● Material for this exercise:
- - -

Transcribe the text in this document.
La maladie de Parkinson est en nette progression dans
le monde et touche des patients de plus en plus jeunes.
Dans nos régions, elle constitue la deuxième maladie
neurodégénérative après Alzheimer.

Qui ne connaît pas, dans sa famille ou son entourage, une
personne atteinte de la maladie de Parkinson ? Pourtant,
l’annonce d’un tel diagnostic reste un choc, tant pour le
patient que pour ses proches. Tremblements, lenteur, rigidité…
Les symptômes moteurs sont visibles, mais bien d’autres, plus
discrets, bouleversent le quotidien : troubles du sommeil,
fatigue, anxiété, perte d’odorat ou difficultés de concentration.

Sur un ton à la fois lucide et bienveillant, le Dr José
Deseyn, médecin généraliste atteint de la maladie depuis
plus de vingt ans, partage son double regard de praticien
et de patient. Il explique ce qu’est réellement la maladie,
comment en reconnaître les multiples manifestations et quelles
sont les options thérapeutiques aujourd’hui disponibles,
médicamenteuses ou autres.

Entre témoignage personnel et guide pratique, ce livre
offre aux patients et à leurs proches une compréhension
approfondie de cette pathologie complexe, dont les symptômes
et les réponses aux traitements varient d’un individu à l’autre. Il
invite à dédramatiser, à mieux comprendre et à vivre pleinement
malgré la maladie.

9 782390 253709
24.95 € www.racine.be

- - -

● What to produce: Restate the entries above. Match them exactly.

● Your response:
Transcribe the text in this document.
La maladie de Parkinson est en nette progression dans
le monde et touche des patients de plus en plus jeunes.
Dans nos régions, elle constitue la deuxième maladie
neurodégénérative après Alzheimer.

Qui ne connaît pas, dans sa famille ou son entourage, une
personne atteinte de la maladie de Parkinson ? Pourtant,
l’annonce d’un tel diagnostic reste un choc, tant pour le
patient que pour ses proches. Tremblements, lenteur, rigidité…
Les symptômes moteurs sont visibles, mais bien d’autres, plus
discrets, bouleversent le quotidien : troubles du sommeil,
fatigue, anxiété, perte d’odorat ou difficultés de concentration.

Sur un ton à la fois lucide et bienveillant, le Dr José
Deseyn, médecin généraliste atteint de la maladie depuis
plus de vingt ans, partage son double regard de praticien
et de patient. Il explique ce qu’est réellement la maladie,
comment en reconnaître les multiples manifestations et quelles
sont les options thérapeutiques aujourd’hui disponibles,
médicamenteuses ou autres.

Entre témoignage personnel et guide pratique, ce livre
offre aux patients et à leurs proches une compréhension
approfondie de cette pathologie complexe, dont les symptômes
et les réponses aux traitements varient d’un individu à l’autre. Il
invite à dédramatiser, à mieux comprendre et à vivre pleinement
malgré la maladie.

9 782390 253709
24.95 € www.racine.be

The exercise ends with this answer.